• _Data entries for graphics_:
-- START --
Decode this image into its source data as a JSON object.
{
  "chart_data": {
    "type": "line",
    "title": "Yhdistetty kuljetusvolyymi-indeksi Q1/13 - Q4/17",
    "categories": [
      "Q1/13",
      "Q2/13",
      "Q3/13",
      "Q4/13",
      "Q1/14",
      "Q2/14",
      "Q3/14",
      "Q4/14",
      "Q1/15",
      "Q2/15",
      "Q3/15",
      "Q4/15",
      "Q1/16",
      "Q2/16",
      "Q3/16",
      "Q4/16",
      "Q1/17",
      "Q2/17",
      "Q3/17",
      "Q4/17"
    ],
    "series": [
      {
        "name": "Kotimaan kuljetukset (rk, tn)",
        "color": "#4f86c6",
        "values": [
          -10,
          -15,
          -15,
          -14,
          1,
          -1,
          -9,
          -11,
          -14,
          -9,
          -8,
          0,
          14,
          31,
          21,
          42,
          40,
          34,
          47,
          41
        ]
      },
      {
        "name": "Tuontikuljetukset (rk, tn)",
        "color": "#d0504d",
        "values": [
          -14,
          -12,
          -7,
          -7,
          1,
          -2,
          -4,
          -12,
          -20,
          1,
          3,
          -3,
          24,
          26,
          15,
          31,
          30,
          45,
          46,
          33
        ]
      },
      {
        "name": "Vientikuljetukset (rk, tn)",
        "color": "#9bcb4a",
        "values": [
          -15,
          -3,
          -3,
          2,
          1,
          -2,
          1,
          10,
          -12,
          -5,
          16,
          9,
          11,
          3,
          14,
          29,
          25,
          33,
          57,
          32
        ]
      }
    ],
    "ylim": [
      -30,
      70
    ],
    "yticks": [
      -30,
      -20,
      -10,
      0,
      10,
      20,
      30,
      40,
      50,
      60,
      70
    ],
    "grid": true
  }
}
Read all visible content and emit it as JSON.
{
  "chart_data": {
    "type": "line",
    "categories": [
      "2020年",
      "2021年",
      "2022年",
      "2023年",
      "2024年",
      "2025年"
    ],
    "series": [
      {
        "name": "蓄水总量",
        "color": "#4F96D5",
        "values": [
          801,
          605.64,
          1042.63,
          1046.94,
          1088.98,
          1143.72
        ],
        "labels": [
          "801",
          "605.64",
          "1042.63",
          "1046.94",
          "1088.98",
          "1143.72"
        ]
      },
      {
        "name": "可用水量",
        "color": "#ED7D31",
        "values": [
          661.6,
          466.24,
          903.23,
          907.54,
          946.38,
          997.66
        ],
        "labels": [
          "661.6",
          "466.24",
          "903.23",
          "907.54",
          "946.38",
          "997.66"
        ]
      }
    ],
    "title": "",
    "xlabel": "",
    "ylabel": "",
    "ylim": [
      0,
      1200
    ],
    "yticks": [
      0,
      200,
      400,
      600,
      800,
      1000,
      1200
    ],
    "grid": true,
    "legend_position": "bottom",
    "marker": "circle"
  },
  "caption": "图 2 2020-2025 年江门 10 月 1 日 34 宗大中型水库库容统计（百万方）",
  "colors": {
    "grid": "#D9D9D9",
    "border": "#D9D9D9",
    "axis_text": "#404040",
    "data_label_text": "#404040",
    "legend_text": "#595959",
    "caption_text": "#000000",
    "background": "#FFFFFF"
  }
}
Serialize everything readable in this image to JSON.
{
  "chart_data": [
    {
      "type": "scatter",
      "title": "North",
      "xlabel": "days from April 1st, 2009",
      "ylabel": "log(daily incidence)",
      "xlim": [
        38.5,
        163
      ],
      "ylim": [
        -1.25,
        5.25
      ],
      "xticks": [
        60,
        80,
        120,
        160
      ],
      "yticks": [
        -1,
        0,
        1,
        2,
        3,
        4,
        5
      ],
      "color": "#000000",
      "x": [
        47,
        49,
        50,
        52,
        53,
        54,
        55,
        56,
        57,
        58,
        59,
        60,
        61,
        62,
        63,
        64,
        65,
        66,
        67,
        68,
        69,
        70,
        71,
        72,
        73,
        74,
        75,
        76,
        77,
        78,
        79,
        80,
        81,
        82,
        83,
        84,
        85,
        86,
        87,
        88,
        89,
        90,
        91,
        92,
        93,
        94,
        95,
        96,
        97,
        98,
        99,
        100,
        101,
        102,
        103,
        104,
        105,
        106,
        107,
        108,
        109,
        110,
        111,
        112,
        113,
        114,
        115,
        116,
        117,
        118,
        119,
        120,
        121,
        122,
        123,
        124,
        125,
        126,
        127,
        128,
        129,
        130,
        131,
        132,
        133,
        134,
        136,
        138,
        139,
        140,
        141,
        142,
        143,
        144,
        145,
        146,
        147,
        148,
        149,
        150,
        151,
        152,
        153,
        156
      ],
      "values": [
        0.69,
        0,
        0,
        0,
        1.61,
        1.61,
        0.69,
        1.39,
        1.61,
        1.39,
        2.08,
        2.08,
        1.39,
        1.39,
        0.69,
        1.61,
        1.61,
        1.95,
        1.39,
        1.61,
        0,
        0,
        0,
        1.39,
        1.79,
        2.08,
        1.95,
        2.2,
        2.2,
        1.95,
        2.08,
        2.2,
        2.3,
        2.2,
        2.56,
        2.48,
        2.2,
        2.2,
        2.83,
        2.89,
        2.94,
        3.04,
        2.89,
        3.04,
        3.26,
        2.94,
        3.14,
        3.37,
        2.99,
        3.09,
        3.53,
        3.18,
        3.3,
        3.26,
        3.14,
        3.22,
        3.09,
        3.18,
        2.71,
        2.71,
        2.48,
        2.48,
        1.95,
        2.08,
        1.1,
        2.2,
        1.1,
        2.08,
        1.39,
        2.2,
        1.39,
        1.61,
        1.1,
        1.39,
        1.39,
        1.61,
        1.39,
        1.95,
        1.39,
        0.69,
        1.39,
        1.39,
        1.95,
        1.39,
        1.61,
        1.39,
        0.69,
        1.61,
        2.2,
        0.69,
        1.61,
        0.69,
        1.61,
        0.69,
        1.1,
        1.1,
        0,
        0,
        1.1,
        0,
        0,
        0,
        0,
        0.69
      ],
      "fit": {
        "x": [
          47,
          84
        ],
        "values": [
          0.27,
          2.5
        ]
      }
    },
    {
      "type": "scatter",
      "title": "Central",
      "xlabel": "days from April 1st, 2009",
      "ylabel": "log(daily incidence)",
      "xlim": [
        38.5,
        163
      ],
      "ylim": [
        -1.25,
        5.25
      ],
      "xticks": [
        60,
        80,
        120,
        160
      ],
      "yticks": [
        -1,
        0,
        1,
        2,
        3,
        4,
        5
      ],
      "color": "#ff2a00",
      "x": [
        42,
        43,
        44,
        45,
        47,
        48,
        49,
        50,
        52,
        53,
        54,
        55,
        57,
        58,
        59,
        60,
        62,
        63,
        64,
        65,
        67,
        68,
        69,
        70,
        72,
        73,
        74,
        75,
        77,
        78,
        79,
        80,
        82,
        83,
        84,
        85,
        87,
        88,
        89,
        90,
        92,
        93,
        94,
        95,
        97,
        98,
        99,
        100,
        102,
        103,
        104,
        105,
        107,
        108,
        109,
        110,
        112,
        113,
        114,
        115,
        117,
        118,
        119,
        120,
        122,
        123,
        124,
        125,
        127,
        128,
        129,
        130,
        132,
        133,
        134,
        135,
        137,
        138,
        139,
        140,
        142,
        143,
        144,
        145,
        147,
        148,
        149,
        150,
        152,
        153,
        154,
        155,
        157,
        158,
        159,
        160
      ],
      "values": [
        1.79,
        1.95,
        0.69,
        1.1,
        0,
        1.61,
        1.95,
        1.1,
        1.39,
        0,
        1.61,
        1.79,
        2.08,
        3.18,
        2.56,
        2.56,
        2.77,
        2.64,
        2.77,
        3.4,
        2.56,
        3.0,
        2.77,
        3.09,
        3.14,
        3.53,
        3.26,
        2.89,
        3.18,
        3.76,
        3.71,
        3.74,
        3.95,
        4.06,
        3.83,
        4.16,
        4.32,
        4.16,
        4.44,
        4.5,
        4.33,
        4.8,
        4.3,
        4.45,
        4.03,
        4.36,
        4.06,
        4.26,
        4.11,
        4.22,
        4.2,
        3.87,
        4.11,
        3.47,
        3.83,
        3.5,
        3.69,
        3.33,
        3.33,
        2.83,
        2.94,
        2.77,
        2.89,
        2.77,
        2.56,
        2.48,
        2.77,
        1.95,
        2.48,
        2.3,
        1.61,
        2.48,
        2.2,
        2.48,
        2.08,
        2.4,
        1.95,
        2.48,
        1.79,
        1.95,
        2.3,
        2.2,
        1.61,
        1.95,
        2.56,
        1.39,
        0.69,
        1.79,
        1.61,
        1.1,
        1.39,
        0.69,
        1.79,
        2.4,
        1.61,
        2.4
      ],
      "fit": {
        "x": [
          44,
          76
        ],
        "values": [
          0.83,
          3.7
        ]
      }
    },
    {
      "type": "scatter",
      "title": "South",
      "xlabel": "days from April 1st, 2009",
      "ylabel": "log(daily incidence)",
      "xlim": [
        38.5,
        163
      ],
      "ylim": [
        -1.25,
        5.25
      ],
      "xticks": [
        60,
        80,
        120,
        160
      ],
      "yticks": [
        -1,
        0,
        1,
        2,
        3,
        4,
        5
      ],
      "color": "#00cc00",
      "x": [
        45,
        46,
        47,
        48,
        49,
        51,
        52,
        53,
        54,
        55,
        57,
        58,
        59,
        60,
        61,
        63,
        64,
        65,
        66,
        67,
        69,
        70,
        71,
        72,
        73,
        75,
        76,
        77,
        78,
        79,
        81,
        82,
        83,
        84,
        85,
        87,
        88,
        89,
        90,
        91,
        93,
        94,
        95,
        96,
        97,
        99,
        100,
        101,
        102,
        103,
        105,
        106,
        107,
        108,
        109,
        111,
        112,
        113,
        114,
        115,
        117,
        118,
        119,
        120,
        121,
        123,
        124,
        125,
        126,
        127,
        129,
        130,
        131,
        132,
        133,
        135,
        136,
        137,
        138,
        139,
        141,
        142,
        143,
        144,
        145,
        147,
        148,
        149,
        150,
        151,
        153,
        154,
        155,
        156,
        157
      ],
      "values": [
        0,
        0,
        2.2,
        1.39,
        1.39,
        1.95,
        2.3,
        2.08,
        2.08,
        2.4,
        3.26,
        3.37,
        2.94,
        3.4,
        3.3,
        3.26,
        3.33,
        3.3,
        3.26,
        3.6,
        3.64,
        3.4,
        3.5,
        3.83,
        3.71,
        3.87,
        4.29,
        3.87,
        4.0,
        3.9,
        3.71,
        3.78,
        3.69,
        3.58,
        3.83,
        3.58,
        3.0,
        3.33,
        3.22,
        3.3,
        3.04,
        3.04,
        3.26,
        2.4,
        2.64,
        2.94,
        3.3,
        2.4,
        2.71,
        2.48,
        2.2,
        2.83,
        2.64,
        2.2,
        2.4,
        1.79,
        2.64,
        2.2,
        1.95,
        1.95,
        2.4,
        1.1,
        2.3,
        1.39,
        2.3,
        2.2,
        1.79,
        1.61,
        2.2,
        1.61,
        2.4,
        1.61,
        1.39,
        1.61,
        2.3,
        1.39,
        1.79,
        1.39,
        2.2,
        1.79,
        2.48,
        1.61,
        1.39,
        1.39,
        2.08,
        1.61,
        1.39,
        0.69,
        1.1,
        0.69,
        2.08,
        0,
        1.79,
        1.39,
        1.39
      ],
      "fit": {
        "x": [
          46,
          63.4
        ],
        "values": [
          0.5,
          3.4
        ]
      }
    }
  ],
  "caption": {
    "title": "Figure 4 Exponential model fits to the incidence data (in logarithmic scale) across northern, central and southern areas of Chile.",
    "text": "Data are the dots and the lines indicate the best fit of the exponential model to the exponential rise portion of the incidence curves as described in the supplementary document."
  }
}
-- END --
• _WHAT THE TASK ASKS_:
Using the listing above, show every line that includes the string "model".

• _EXPECTED OUTPUT_:
    "title": "Figure 4 Exponential model fits to the incidence data (in logarithmic scale) across northern, central and southern areas of Chile.",
    "text": "Data are the dots and the lines indicate the best fit of the exponential model to the exponential rise portion of the incidence curves as described in the supplementary document."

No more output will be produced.